-------- Trecho

Ele argumentou que há uma ampla necessidade de se buscar segurança cibernética absoluta, uma vez que dados são preciosos e, por isso, considerados o novo petróleo no mundo, trazendo consequências desastrosas com incidentes de vazemos. “Se ocorrerem por culpa, temos a possibilidade de aplicação de penalidades, com punições de milhões de reais para cada infração.”
O palestrante aproveitou para deixar alertas. “Registro de que nada adianta estudarmos com profundidade a LGPD se não tivermos um sistema eficiente, esse investimento é necessário, é exigível. Regulação de Saúde Digital não pode ser vista como um entrave, mas sim como uma forma de que ela seja um instrumento de saúde pública e diminua as desigualdades.”
Consentimento informado
Na palestra sobre “O consentimento informado no contexto médico: limites e desafios legais”, conduzida pela advogada Juliana Kozan, a especialista definiu o tema como “a decisão informada e esclarecida de forma adequada e eficiente de concordância à sua submissão a algum procedimento terapêutico, cirúrgico ou clínico, recomendado pelo médico.”

----------------
-------- Dados fornecidos

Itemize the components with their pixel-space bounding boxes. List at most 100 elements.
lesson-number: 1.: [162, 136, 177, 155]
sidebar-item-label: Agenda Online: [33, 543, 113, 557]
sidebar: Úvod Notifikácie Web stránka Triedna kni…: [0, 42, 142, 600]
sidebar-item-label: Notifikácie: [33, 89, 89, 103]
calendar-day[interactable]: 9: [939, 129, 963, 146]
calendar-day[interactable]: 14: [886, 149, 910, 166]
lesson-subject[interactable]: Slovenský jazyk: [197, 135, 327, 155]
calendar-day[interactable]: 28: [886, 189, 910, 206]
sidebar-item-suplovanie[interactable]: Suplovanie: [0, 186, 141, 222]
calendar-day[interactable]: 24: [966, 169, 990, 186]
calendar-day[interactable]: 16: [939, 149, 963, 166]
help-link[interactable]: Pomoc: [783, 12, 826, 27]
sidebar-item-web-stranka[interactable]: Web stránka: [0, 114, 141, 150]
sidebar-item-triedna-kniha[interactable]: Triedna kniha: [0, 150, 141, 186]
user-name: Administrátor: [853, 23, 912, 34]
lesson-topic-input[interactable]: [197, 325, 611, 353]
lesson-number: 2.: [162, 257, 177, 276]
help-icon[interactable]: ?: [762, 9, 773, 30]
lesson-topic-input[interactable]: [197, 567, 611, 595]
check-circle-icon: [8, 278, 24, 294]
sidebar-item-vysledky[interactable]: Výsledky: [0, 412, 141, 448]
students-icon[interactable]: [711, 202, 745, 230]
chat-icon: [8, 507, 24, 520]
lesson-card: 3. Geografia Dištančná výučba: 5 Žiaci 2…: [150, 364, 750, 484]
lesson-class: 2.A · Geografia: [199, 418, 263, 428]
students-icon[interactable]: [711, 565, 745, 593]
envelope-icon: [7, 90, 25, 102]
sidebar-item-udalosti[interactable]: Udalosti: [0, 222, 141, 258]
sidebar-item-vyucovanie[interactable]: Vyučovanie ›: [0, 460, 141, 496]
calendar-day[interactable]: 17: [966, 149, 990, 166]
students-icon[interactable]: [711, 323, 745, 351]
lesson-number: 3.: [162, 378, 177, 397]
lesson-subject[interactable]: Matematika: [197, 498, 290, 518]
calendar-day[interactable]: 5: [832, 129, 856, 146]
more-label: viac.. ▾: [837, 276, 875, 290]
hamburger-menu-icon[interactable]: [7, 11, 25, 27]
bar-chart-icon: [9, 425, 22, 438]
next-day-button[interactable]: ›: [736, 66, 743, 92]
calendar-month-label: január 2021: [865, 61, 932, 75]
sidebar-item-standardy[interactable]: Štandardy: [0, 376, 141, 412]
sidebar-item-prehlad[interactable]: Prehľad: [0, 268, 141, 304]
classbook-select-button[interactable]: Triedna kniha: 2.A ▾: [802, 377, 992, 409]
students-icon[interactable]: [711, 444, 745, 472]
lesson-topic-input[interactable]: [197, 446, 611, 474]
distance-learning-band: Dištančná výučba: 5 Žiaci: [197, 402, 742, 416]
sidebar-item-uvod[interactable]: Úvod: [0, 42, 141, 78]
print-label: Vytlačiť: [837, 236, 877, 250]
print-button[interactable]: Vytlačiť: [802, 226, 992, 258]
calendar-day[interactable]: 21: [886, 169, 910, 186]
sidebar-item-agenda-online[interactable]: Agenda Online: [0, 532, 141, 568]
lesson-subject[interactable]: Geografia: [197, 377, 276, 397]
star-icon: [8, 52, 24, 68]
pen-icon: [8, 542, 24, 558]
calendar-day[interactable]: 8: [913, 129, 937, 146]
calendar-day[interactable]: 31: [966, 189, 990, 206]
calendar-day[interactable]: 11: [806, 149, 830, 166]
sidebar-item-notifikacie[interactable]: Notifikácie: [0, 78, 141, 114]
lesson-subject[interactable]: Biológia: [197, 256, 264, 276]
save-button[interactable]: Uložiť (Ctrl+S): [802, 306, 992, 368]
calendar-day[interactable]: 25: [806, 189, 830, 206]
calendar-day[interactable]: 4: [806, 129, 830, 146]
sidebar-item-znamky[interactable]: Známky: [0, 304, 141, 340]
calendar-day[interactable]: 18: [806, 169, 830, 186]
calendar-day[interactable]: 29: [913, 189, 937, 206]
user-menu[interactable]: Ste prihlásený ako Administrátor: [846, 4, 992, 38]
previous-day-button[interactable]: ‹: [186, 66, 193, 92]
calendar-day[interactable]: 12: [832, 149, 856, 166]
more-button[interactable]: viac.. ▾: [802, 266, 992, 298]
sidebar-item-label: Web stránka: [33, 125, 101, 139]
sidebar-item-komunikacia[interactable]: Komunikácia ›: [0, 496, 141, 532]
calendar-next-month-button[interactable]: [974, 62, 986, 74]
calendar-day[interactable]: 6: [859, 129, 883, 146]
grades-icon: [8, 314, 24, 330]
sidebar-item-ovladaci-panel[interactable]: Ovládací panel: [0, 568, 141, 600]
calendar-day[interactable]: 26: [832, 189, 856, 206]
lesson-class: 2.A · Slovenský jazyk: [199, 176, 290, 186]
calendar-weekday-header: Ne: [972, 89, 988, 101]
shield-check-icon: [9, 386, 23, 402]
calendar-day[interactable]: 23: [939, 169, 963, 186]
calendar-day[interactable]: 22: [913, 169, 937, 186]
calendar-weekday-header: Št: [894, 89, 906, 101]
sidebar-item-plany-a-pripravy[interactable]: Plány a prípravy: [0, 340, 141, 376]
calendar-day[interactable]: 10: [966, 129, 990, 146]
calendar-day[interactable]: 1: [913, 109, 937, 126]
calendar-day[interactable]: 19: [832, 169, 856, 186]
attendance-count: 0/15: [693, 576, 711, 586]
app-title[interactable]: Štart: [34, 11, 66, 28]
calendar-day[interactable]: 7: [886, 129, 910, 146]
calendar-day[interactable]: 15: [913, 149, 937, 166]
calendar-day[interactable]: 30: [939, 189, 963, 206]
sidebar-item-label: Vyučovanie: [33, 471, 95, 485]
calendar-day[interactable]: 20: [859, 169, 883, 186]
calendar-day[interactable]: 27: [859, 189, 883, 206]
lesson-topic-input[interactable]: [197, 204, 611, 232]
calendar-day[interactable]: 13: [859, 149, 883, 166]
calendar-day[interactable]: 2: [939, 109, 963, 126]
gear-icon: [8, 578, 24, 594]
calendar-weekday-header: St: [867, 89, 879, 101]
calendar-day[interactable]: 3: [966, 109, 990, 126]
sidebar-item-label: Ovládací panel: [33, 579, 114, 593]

----------------

_Tarefa A_
No trecho sobre LGPD e saúde digital, quem conduziu a palestra sobre consentimento informado no contexto médico?
_Tarefa B_
Retome o trecho sobre LGPD e saúde digital logo após a última frase e dê continuidade a ele.

_Resposta A_
A advogada Juliana Kozan.

_Resposta B_
De acordo com Juliana, isso implica um entrave, já que o médico não pode impor condutas caso não haja o consentimento do paciente, ao passo que, eticamente, não pode deixá-lo atentar contra a sua própria saúde. Desta maneira, a concessão das decisões é formalizada por meio do Termo de Consentimento Livre e Esclarecido, o TCLE.
“Para obter o TCLE, o médico deve averiguar se o paciente tem condições de entender e decidir sobre a realização ou não de um procedimento, caso não tenha, deve sugerir que chame alguém que possa ajudá-lo. Ele também precisa expor de forma clara e simples as questões relacionadas, avaliando se o paciente compreendeu as informações fornecidas e estando disponível para sanar eventuais dúvidas”, demonstrou.
Segundo a especialista, os limites e desafios do TCLE são variados. “O termo não exime o médico automaticamente da responsabilidade e vai ser apurado se ele o obteve adequadamente. A falta de padronização nos serviços, o uso de modelos genéricos e juridicamente frágeis, sem individualização, e a resistência cultural de médicos e paciente em fornecer e obter esse documento se constituem como desafios complexos a serem enfrentados.”
Responsabilidade Civil do Médico
Por fim, o advogado Cristiano Plate apresentou a aula “Responsabilidade Civil do Médico como se proteger de reclamações e processos?”. Ele recordou que, em 2024, a Saúde enfrentou mais de 666 mil processos e agora, em 2025, o total acumulado somente no primeiro semestre foi de 260 mil.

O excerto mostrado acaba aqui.